* **Available records**:
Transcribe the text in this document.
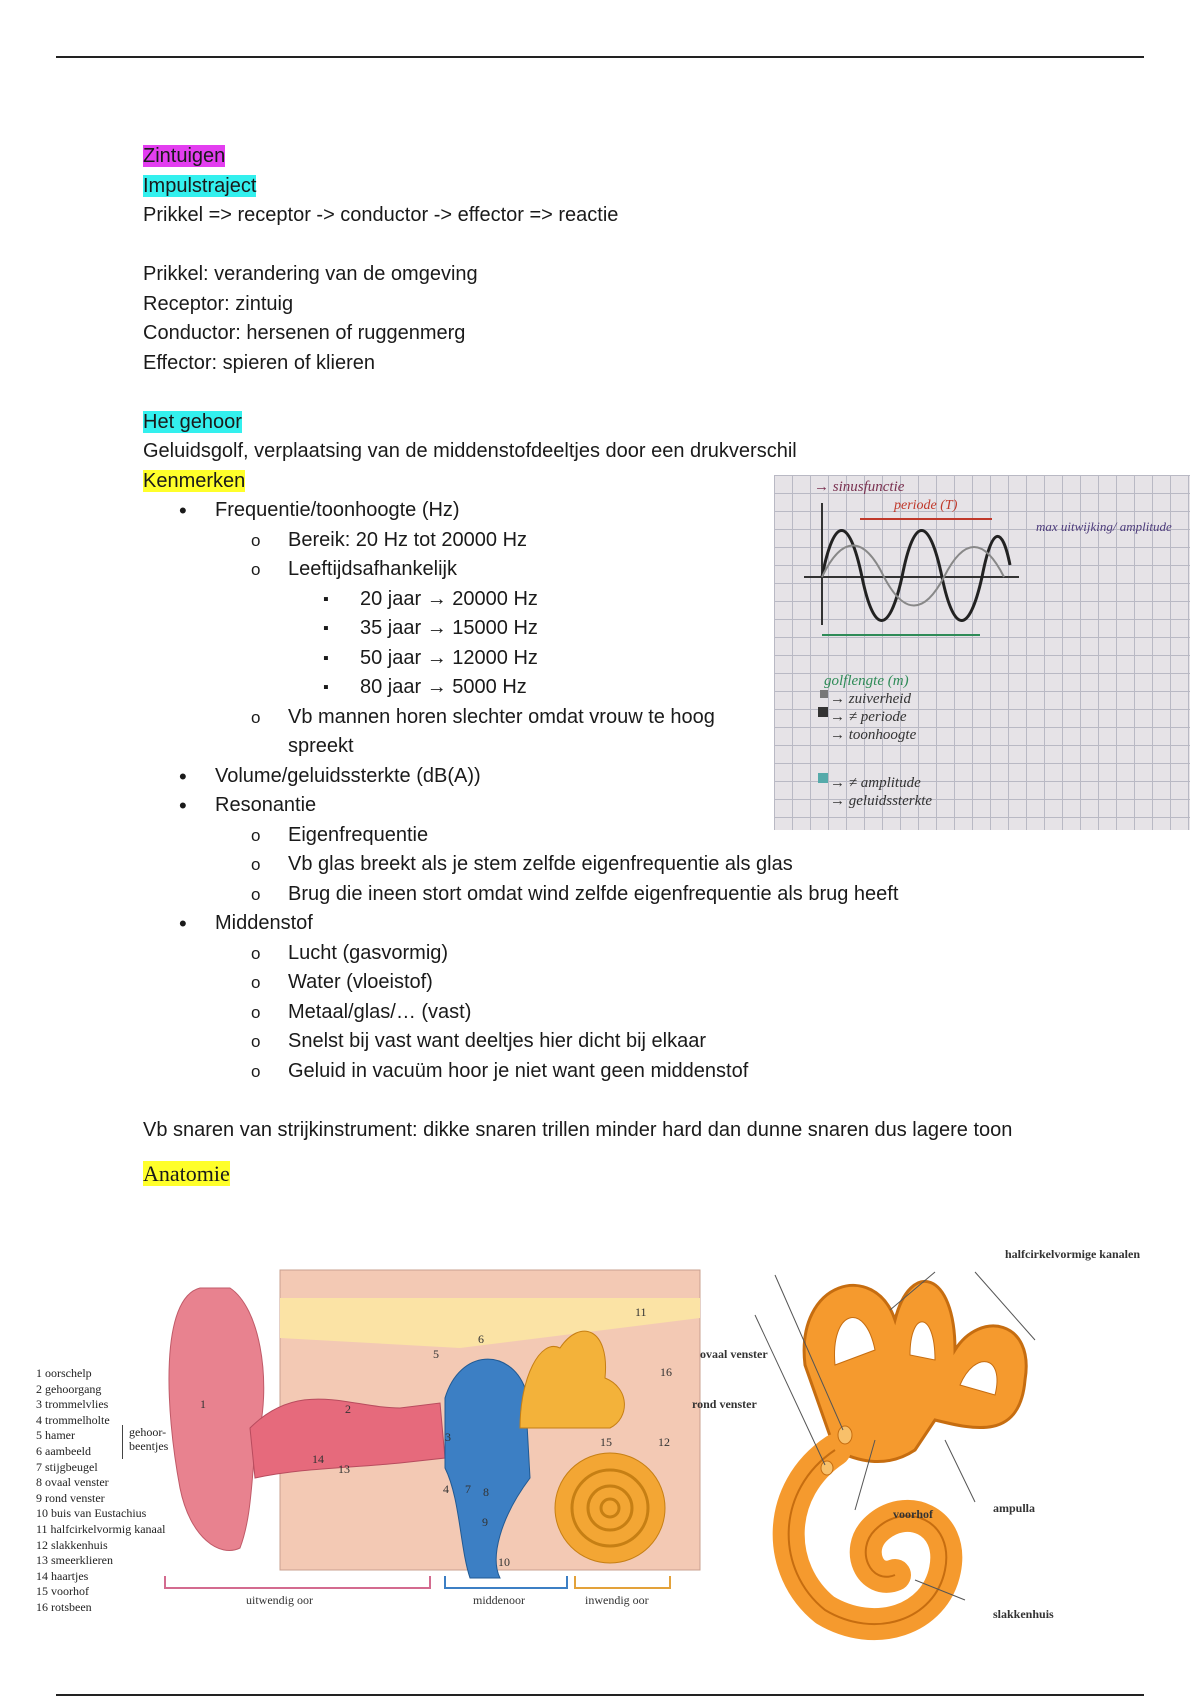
Zintuigen
Impulstraject
Prikkel => receptor -> conductor -> effector => reactie
Prikkel: verandering van de omgeving
Receptor: zintuig
Conductor: hersenen of ruggenmerg
Effector: spieren of klieren
Het gehoor
Geluidsgolf, verplaatsing van de middenstofdeeltjes door een drukverschil
Kenmerken
• Frequentie/toonhoogte (Hz)
o Bereik: 20 Hz tot 20000 Hz
o Leeftijdsafhankelijk
▪ 20 jaar → 20000 Hz
▪ 35 jaar → 15000 Hz
▪ 50 jaar → 12000 Hz
▪ 80 jaar → 5000 Hz
o Vb mannen horen slechter omdat vrouw te hoog spreekt
• Volume/geluidssterkte (dB(A))
• Resonantie
o Eigenfrequentie
o Vb glas breekt als je stem zelfde eigenfrequentie als glas
o Brug die ineen stort omdat wind zelfde eigenfrequentie als brug heeft
• Middenstof
o Lucht (gasvormig)
o Water (vloeistof)
o Metaal/glas/… (vast)
o Snelst bij vast want deeltjes hier dicht bij elkaar
o Geluid in vacuüm hoor je niet want geen middenstof
Vb snaren van strijkinstrument: dikke snaren trillen minder hard dan dunne snaren dus lagere toon
Anatomie
→ sinusfunctie
periode (T)
max uitwijking/ amplitude
golflengte (m)
→ zuiverheid
→ ≠ periode
→ toonhoogte
→ ≠ amplitude
→ geluidssterkte
1 oorschelp
2 gehoorgang
3 trommelvlies
4 trommelholte
5 hamer
6 aambeeld
7 stijgbeugel
8 ovaal venster
9 rond venster
10 buis van Eustachius
11 halfcirkelvormig kanaal
12 slakkenhuis
13 smeerklieren
14 haartjes
15 voorhof
16 rotsbeen
gehoor-beentjes
1	2
3
4
5
6
7 8
9
10
11
12
13
14
15
16
uitwendig oor	middenoor	inwendig oor
halfcirkelvormige kanalen
ovaal venster
rond venster
voorhof	ampulla
slakkenhuis
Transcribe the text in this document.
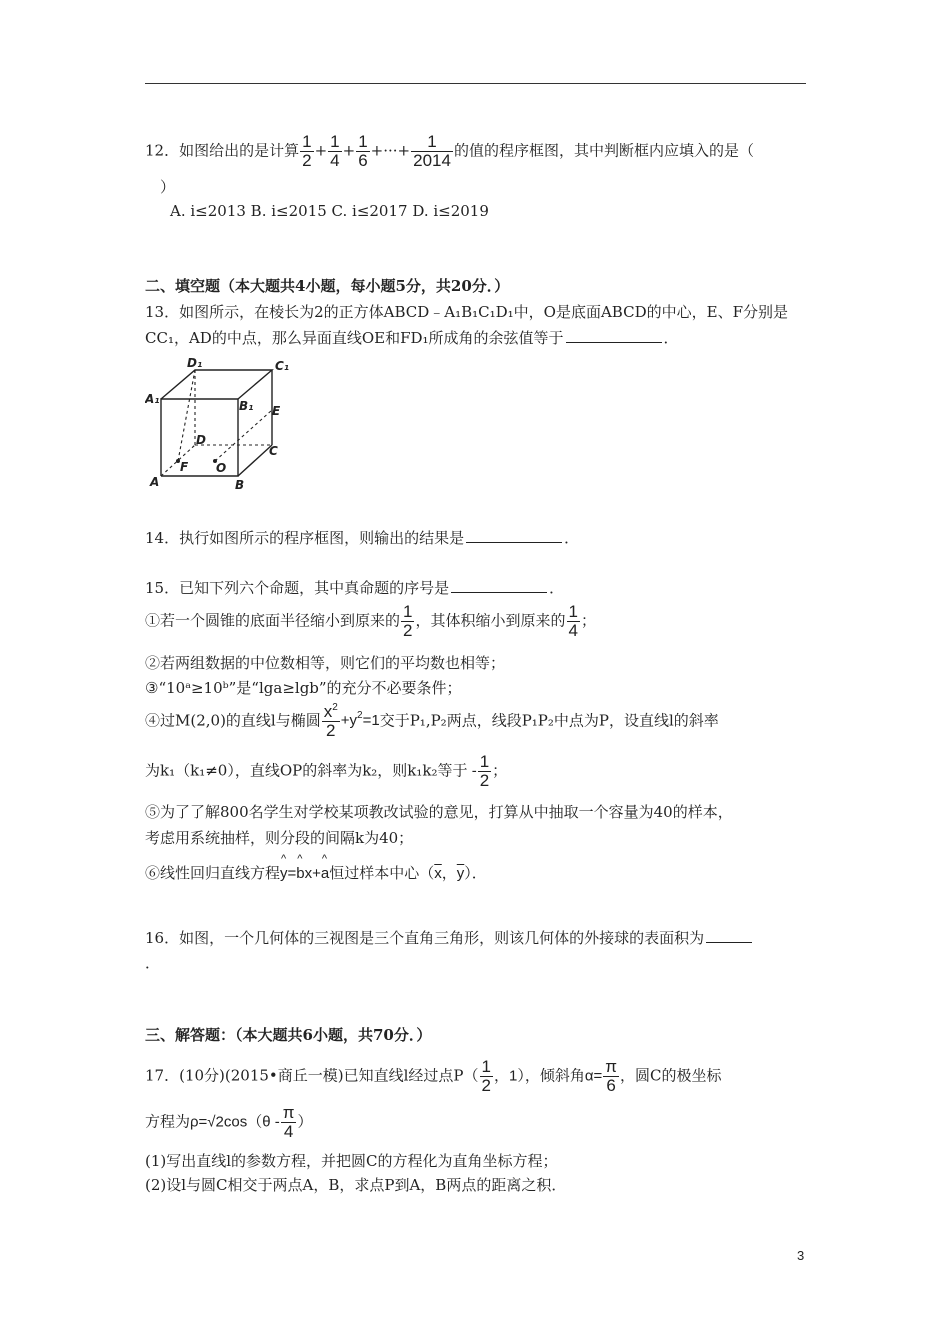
12．如图给出的是计算 $\frac{1}{2} + \frac{1}{4} + \frac{1}{6}$ +···+ $\frac{1}{2014}$ 的值的程序框图，其中判断框内应填入的是（
）
A. i≤2013 B. i≤2015 C. i≤2017 D. i≤2019
二、填空题（本大题共4小题，每小题5分，共20分．）
13．如图所示，在棱长为2的正方体ABCD﹣A₁B₁C₁D₁中，O是底面ABCD的中心，E、F分别是
CC₁，AD的中点，那么异面直线OE和FD₁所成角的余弦值等于	．
D₁	C₁
A₁	B₁ E
D
C
F O
A	B
14．执行如图所示的程序框图，则输出的结果是	．
15．已知下列六个命题，其中真命题的序号是	．
①若一个圆锥的底面半径缩小到原来的 $\frac{1}{2}$ ，其体积缩小到原来的 $\frac{1}{4}$ ；
②若两组数据的中位数相等，则它们的平均数也相等；
③“10ᵃ≥10ᵇ”是“lga≥lgb”的充分不必要条件；
④过M(2,0)的直线l与椭圆 $\frac{x^2}{2} +y^2=1$交于P₁,P₂两点，线段P₁P₂中点为P，设直线l的斜率
为k₁（k₁≠0），直线OP的斜率为k₂，则k₁k₂等于 - $\frac{1}{2}$ ；
⑤为了了解800名学生对学校某项教改试验的意见，打算从中抽取一个容量为40的样本，
考虑用系统抽样，则分段的间隔k为40；
⑥线性回归直线方程^ y=^ bx+^ a恒过样本中心（$\overline{x}$，$\overline{y}$）．
16．如图，一个几何体的三视图是三个直角三角形，则该几何体的外接球的表面积为
．
三、解答题：（本大题共6小题，共70分．）
17．(10分)(2015•商丘一模)已知直线l经过点$P( \frac{1}{2}$ ，1），倾斜角$\alpha= \frac{\pi}{6}$ ，圆C的极坐标
方程为$\rho=√2\cos(\theta - \frac{\pi}{4}$ ）
(1)写出直线l的参数方程，并把圆C的方程化为直角坐标方程；
(2)设l与圆C相交于两点A，B，求点P到A，B两点的距离之积．
3
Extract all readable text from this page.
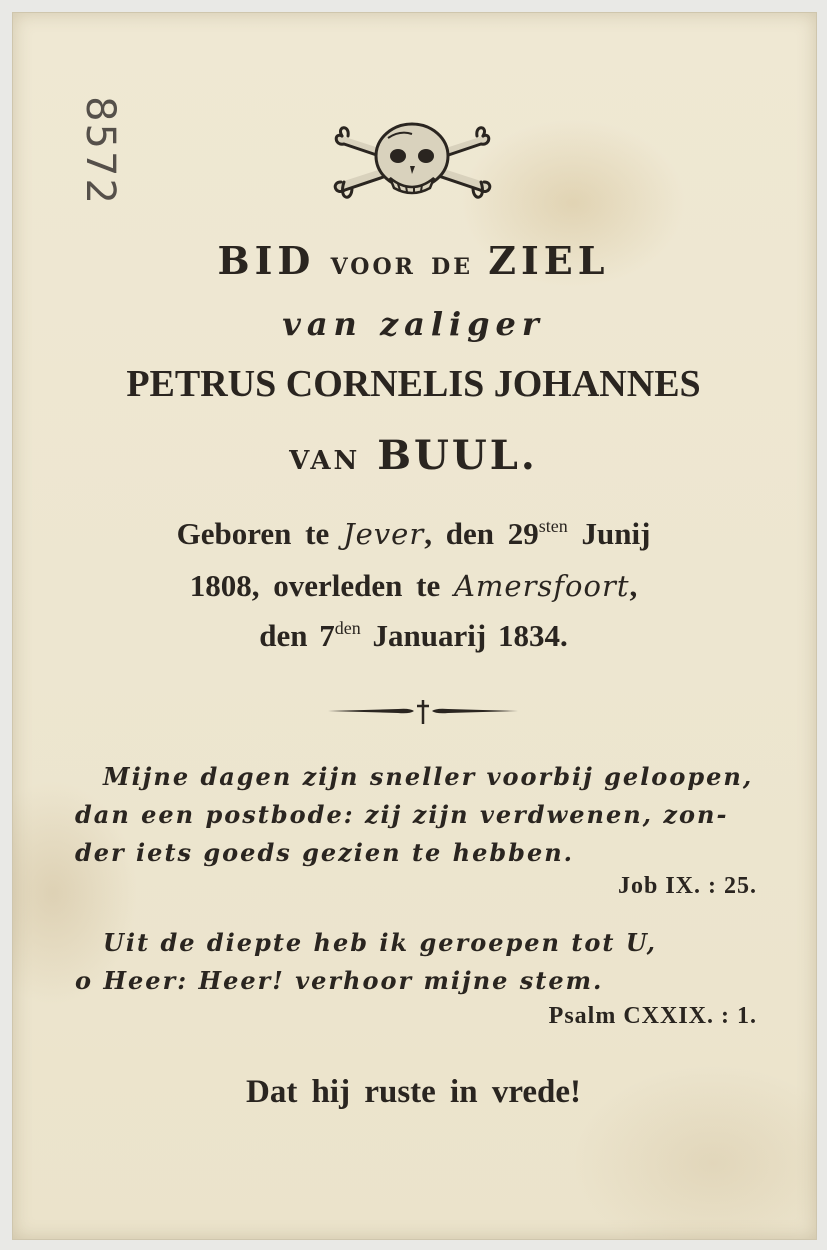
8572
BID VOOR DE ZIEL
van zaliger
PETRUS CORNELIS JOHANNES
VAN BUUL.
Geboren te Jever, den $29^{sten}$ Junij
1808, overleden te Amersfoort,
den $7^{den}$ Januarij 1834.
Mijne dagen zijn sneller voorbij geloopen,
dan een postbode: zij zijn verdwenen, zon-
der iets goeds gezien te hebben.
Job IX. : 25.
Uit de diepte heb ik geroepen tot U,
o Heer: Heer! verhoor mijne stem.
Psalm CXXIX. : 1.
Dat hij ruste in vrede!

* **Instruction**: Your copy should hold every record word for word and none of the pictures.

* **Written reply**:
Transcribe the text in this document.
Zintuigen
Impulstraject
Prikkel => receptor -> conductor -> effector => reactie
Prikkel: verandering van de omgeving
Receptor: zintuig
Conductor: hersenen of ruggenmerg
Effector: spieren of klieren
Het gehoor
Geluidsgolf, verplaatsing van de middenstofdeeltjes door een drukverschil
Kenmerken
• Frequentie/toonhoogte (Hz)
o Bereik: 20 Hz tot 20000 Hz
o Leeftijdsafhankelijk
▪ 20 jaar → 20000 Hz
▪ 35 jaar → 15000 Hz
▪ 50 jaar → 12000 Hz
▪ 80 jaar → 5000 Hz
o Vb mannen horen slechter omdat vrouw te hoog spreekt
• Volume/geluidssterkte (dB(A))
• Resonantie
o Eigenfrequentie
o Vb glas breekt als je stem zelfde eigenfrequentie als glas
o Brug die ineen stort omdat wind zelfde eigenfrequentie als brug heeft
• Middenstof
o Lucht (gasvormig)
o Water (vloeistof)
o Metaal/glas/… (vast)
o Snelst bij vast want deeltjes hier dicht bij elkaar
o Geluid in vacuüm hoor je niet want geen middenstof
Vb snaren van strijkinstrument: dikke snaren trillen minder hard dan dunne snaren dus lagere toon
Anatomie
→ sinusfunctie
periode (T)
max uitwijking/ amplitude
golflengte (m)
→ zuiverheid
→ ≠ periode
→ toonhoogte
→ ≠ amplitude
→ geluidssterkte
1 oorschelp
2 gehoorgang
3 trommelvlies
4 trommelholte
5 hamer
6 aambeeld
7 stijgbeugel
8 ovaal venster
9 rond venster
10 buis van Eustachius
11 halfcirkelvormig kanaal
12 slakkenhuis
13 smeerklieren
14 haartjes
15 voorhof
16 rotsbeen
gehoor-beentjes
1	2
3
4
5
6
7 8
9
10
11
12
13
14
15
16
uitwendig oor	middenoor	inwendig oor
halfcirkelvormige kanalen
ovaal venster
rond venster
voorhof	ampulla
slakkenhuis
Transcribe the text in this document.
12．如图给出的是计算 $\frac{1}{2} + \frac{1}{4} + \frac{1}{6}$ +···+ $\frac{1}{2014}$ 的值的程序框图，其中判断框内应填入的是（
）
A. i≤2013 B. i≤2015 C. i≤2017 D. i≤2019
二、填空题（本大题共4小题，每小题5分，共20分．）
13．如图所示，在棱长为2的正方体ABCD﹣A₁B₁C₁D₁中，O是底面ABCD的中心，E、F分别是
CC₁，AD的中点，那么异面直线OE和FD₁所成角的余弦值等于	．
D₁	C₁
A₁	B₁ E
D
C
F O
A	B
14．执行如图所示的程序框图，则输出的结果是	．
15．已知下列六个命题，其中真命题的序号是	．
①若一个圆锥的底面半径缩小到原来的 $\frac{1}{2}$ ，其体积缩小到原来的 $\frac{1}{4}$ ；
②若两组数据的中位数相等，则它们的平均数也相等；
③“10ᵃ≥10ᵇ”是“lga≥lgb”的充分不必要条件；
④过M(2,0)的直线l与椭圆 $\frac{x^2}{2} +y^2=1$交于P₁,P₂两点，线段P₁P₂中点为P，设直线l的斜率
为k₁（k₁≠0），直线OP的斜率为k₂，则k₁k₂等于 - $\frac{1}{2}$ ；
⑤为了了解800名学生对学校某项教改试验的意见，打算从中抽取一个容量为40的样本，
考虑用系统抽样，则分段的间隔k为40；
⑥线性回归直线方程^ y=^ bx+^ a恒过样本中心（$\overline{x}$，$\overline{y}$）．
16．如图，一个几何体的三视图是三个直角三角形，则该几何体的外接球的表面积为
．
三、解答题：（本大题共6小题，共70分．）
17．(10分)(2015•商丘一模)已知直线l经过点$P( \frac{1}{2}$ ，1），倾斜角$\alpha= \frac{\pi}{6}$ ，圆C的极坐标
方程为$\rho=√2\cos(\theta - \frac{\pi}{4}$ ）
(1)写出直线l的参数方程，并把圆C的方程化为直角坐标方程；
(2)设l与圆C相交于两点A，B，求点P到A，B两点的距离之积．
3
Extract all readable text from this page.
8572
BID VOOR DE ZIEL
van zaliger
PETRUS CORNELIS JOHANNES
VAN BUUL.
Geboren te Jever, den $29^{sten}$ Junij
1808, overleden te Amersfoort,
den $7^{den}$ Januarij 1834.
Mijne dagen zijn sneller voorbij geloopen,
dan een postbode: zij zijn verdwenen, zon-
der iets goeds gezien te hebben.
Job IX. : 25.
Uit de diepte heb ik geroepen tot U,
o Heer: Heer! verhoor mijne stem.
Psalm CXXIX. : 1.
Dat hij ruste in vrede!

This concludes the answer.